## STATED EXERCISE
Give the entries below as a Markdown table with the columns Row and Line, numbering each line and skipping blank lines. Start at the first line of the entries, go on through the line with "Enumerate the UI", and leave the pictures out.

____ RECORDS SUPPLIED

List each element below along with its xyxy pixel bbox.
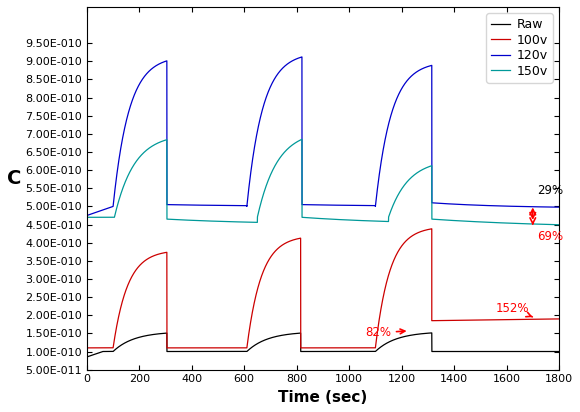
Raw: [199, 349, 206, 354]
100v: [84, 345, 90, 350]
100v: [199, 345, 206, 350]
150v: [359, 218, 366, 223]
150v: [556, 222, 563, 227]
Raw: [216, 349, 223, 354]
100v: [195, 345, 202, 350]
Y-axis label: C: C: [7, 169, 21, 188]
120v: [84, 213, 90, 218]
Raw: [195, 349, 202, 354]
100v: [331, 345, 338, 350]
Legend: Raw, 100v, 120v, 150v: Raw, 100v, 120v, 150v: [487, 13, 553, 83]
150v: [216, 219, 223, 224]
Raw: [556, 349, 563, 354]
150v: [331, 217, 338, 222]
Text: 69%: 69%: [536, 230, 563, 243]
Line: 100v: 100v: [87, 229, 559, 348]
150v: [374, 219, 381, 224]
X-axis label: Time (sec): Time (sec): [278, 390, 368, 405]
120v: [199, 203, 206, 208]
Text: 152%: 152%: [496, 302, 532, 317]
Line: 150v: 150v: [87, 139, 559, 225]
Raw: [374, 347, 381, 352]
120v: [374, 184, 381, 189]
Text: 29%: 29%: [536, 184, 563, 197]
100v: [556, 316, 563, 321]
Text: 82%: 82%: [365, 326, 405, 339]
Line: 120v: 120v: [87, 57, 559, 215]
120v: [359, 203, 366, 208]
Raw: [331, 349, 338, 354]
150v: [195, 218, 202, 223]
Raw: [359, 349, 366, 354]
Line: Raw: Raw: [87, 333, 559, 357]
150v: [199, 218, 206, 223]
100v: [428, 226, 435, 231]
120v: [556, 205, 563, 210]
100v: [374, 328, 381, 332]
120v: [299, 54, 306, 59]
120v: [216, 203, 223, 208]
100v: [359, 345, 366, 350]
Raw: [84, 354, 90, 359]
150v: [84, 215, 90, 220]
120v: [195, 203, 202, 208]
100v: [216, 345, 223, 350]
120v: [331, 203, 338, 208]
150v: [299, 137, 306, 142]
Raw: [428, 330, 435, 335]
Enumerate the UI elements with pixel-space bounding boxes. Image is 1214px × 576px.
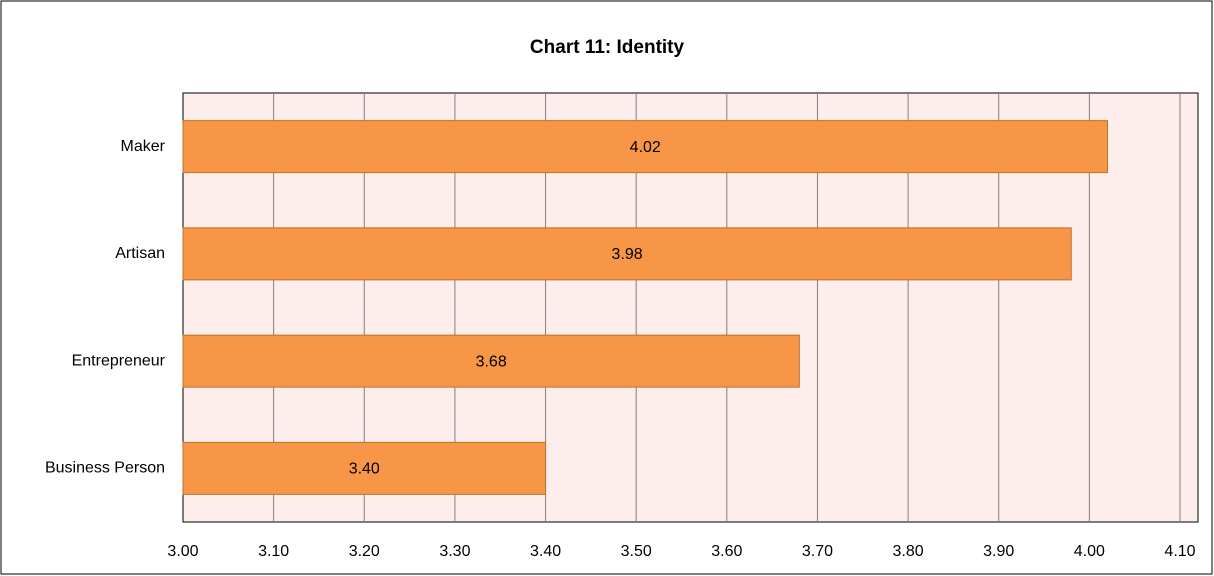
- x-tick-label: 3.90: [983, 543, 1014, 560]
- x-tick-label: 3.30: [439, 543, 470, 560]
- x-tick-label: 3.70: [802, 543, 833, 560]
- x-tick-label: 3.80: [893, 543, 924, 560]
- y-tick-label: Maker: [121, 138, 166, 155]
- x-tick-label: 3.50: [621, 543, 652, 560]
- y-tick-label: Business Person: [45, 460, 165, 477]
- bar: [182, 227, 1072, 281]
- x-tick-label: 4.00: [1074, 543, 1105, 560]
- data-label: 4.02: [630, 139, 661, 156]
- y-tick-label: Entrepreneur: [72, 352, 166, 369]
- chart-title: Chart 11: Identity: [530, 37, 685, 58]
- x-tick-label: 3.40: [530, 543, 561, 560]
- x-tick-label: 3.20: [349, 543, 380, 560]
- x-tick-label: 4.10: [1164, 543, 1195, 560]
- bar: [182, 334, 800, 388]
- bar: [182, 441, 547, 495]
- data-label: 3.68: [476, 353, 507, 370]
- x-tick-label: 3.10: [258, 543, 289, 560]
- data-label: 3.98: [612, 246, 643, 263]
- data-label: 3.40: [349, 461, 380, 478]
- y-tick-label: Artisan: [115, 245, 165, 262]
- x-tick-label: 3.00: [167, 543, 198, 560]
- x-tick-label: 3.60: [711, 543, 742, 560]
- bar: [182, 120, 1108, 174]
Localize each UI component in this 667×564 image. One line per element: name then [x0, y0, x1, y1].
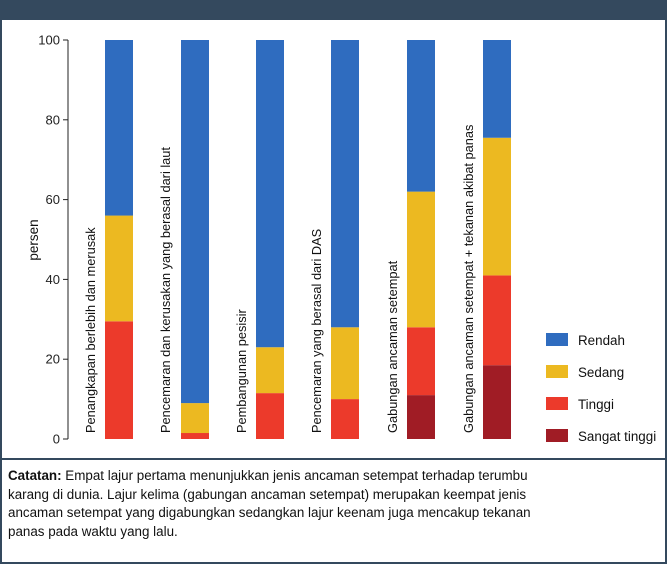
legend-label-sedang: Sedang — [578, 365, 624, 380]
note-divider — [1, 458, 666, 460]
y-tick-label-20: 20 — [46, 352, 60, 367]
bar-5-tinggi — [407, 327, 435, 396]
legend-label-rendah: Rendah — [578, 333, 625, 348]
bar-1-sedang — [105, 215, 133, 322]
category-label-1: Penangkapan berlebih dan merusak — [83, 227, 98, 433]
legend-label-tinggi: Tinggi — [578, 397, 614, 412]
category-label-3: Pembangunan pesisir — [234, 308, 249, 433]
y-tick-label-80: 80 — [46, 112, 60, 127]
note-line-2: karang di dunia. Lajur kelima (gabungan … — [8, 486, 527, 502]
header-bar — [0, 0, 667, 20]
note-line-3: ancaman setempat yang digabungkan sedang… — [8, 505, 531, 520]
figure-border — [0, 20, 667, 564]
category-label-2: Pencemaran dan kerusakan yang berasal da… — [158, 147, 173, 433]
bar-2-tinggi — [181, 433, 209, 439]
bar-2-rendah — [181, 40, 209, 404]
legend-swatch-sangat-tinggi — [546, 429, 568, 442]
y-tick-label-100: 100 — [38, 33, 60, 48]
note-line-1: Empat lajur pertama menunjukkan jenis an… — [61, 468, 528, 483]
bar-5-sedang — [407, 191, 435, 328]
bar-4-sedang — [331, 327, 359, 400]
legend-swatch-rendah — [546, 333, 568, 346]
bar-6-rendah — [483, 40, 511, 138]
bar-5-rendah — [407, 40, 435, 192]
category-label-5: Gabungan ancaman setempat — [385, 260, 400, 433]
legend-swatch-sedang — [546, 365, 568, 378]
y-tick-label-60: 60 — [46, 192, 60, 207]
note-text: Catatan: Empat lajur pertama menunjukkan… — [8, 467, 658, 541]
category-label-6: Gabungan ancaman setempat + tekanan akib… — [461, 125, 476, 433]
bar-6-sangat-tinggi — [483, 365, 511, 439]
bar-3-rendah — [256, 40, 284, 348]
note-label: Catatan: — [8, 468, 62, 483]
bar-4-tinggi — [331, 399, 359, 439]
bar-2-sedang — [181, 403, 209, 434]
bar-1-rendah — [105, 40, 133, 216]
bar-4-rendah — [331, 40, 359, 328]
bar-1-tinggi — [105, 321, 133, 439]
y-tick-label-0: 0 — [53, 432, 60, 447]
legend-label-sangat-tinggi: Sangat tinggi — [578, 429, 656, 444]
bar-3-sedang — [256, 347, 284, 394]
category-label-4: Pencemaran yang berasal dari DAS — [309, 229, 324, 433]
stacked-bar-chart: 0 20 40 60 80 100 persen Penangkapan berlebih d… — [26, 33, 656, 447]
y-tick-label-40: 40 — [46, 272, 60, 287]
bar-5-sangat-tinggi — [407, 395, 435, 439]
legend-swatch-tinggi — [546, 397, 568, 410]
note-line-4: panas pada waktu yang lalu. — [8, 523, 178, 539]
bar-6-sedang — [483, 137, 511, 276]
bar-6-tinggi — [483, 275, 511, 366]
y-axis-title: persen — [26, 219, 41, 260]
bar-3-tinggi — [256, 393, 284, 439]
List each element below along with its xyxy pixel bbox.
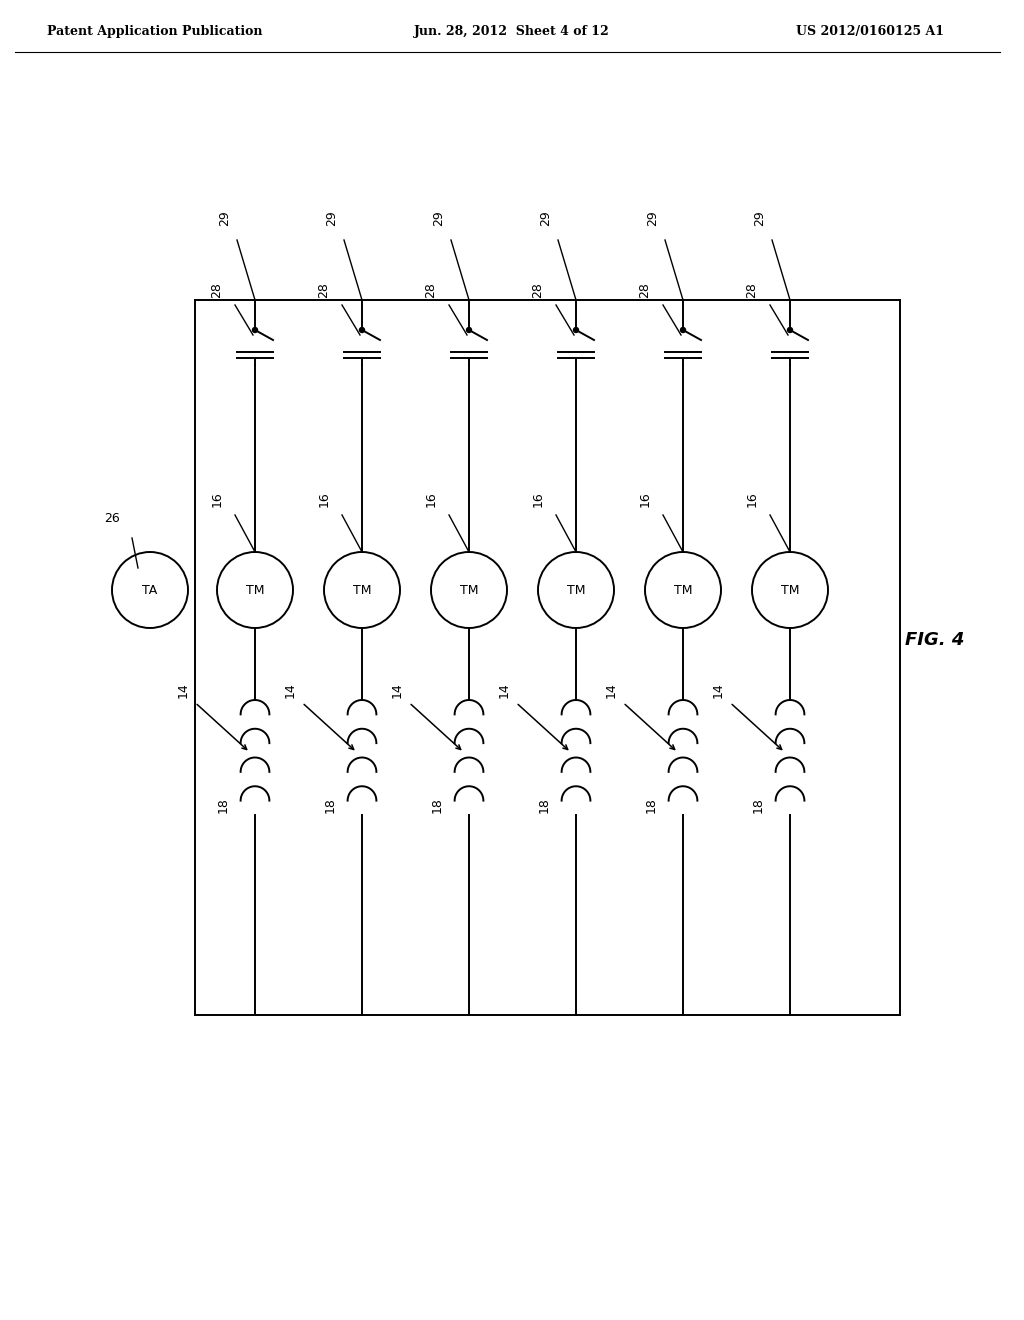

________

## TASK SOLUTION
| Row | Line |
|---|---|
| 1 | List each element below along with its xyxy pixel bbox. |
| 2 | Raw: [199, 349, 206, 354] |
| 3 | 100v: [84, 345, 90, 350] |
| 4 | 100v: [199, 345, 206, 350] |
| 5 | 150v: [359, 218, 366, 223] |
| 6 | 150v: [556, 222, 563, 227] |
| 7 | Raw: [216, 349, 223, 354] |
| 8 | 100v: [195, 345, 202, 350] |
| 9 | Y-axis label: C: C: [7, 169, 21, 188] |
| 10 | 120v: [84, 213, 90, 218] |
| 11 | Raw: [195, 349, 202, 354] |
| 12 | 100v: [331, 345, 338, 350] |
| 13 | Legend: Raw, 100v, 120v, 150v: Raw, 100v, 120v, 150v: [487, 13, 553, 83] |
| 14 | 150v: [216, 219, 223, 224] |
| 15 | Raw: [556, 349, 563, 354] |
| 16 | 150v: [331, 217, 338, 222] |
| 17 | Text: 69%: 69%: [536, 230, 563, 243] |
| 18 | Line: 100v: 100v: [87, 229, 559, 348] |
| 19 | 150v: [374, 219, 381, 224] |
| 20 | X-axis label: Time (sec): Time (sec): [278, 390, 368, 405] |
| 21 | 120v: [199, 203, 206, 208] |
| 22 | Text: 152%: 152%: [496, 302, 532, 317] |
| 23 | Line: 150v: 150v: [87, 139, 559, 225] |
| 24 | Raw: [374, 347, 381, 352] |
| 25 | 120v: [374, 184, 381, 189] |
| 26 | Text: 29%: 29%: [536, 184, 563, 197] |
| 27 | 100v: [556, 316, 563, 321] |
| 28 | Text: 82%: 82%: [365, 326, 405, 339] |
| 29 | Line: 120v: 120v: [87, 57, 559, 215] |
| 30 | 120v: [359, 203, 366, 208] |
| 31 | Raw: [331, 349, 338, 354] |
| 32 | 150v: [195, 218, 202, 223] |
| 33 | Raw: [359, 349, 366, 354] |
| 34 | Line: Raw: Raw: [87, 333, 559, 357] |
| 35 | 150v: [199, 218, 206, 223] |
| 36 | 100v: [428, 226, 435, 231] |
| 37 | 120v: [556, 205, 563, 210] |
| 38 | 100v: [374, 328, 381, 332] |
| 39 | 120v: [299, 54, 306, 59] |
| 40 | 120v: [216, 203, 223, 208] |
| 41 | 100v: [359, 345, 366, 350] |
| 42 | Raw: [84, 354, 90, 359] |
| 43 | 150v: [84, 215, 90, 220] |
| 44 | 120v: [195, 203, 202, 208] |
| 45 | 100v: [216, 345, 223, 350] |
| 46 | 120v: [331, 203, 338, 208] |
| 47 | 150v: [299, 137, 306, 142] |
| 48 | Raw: [428, 330, 435, 335] |
| 49 | Enumerate the UI elements with pixel-space bounding boxes. Image is 1214px × 576px. |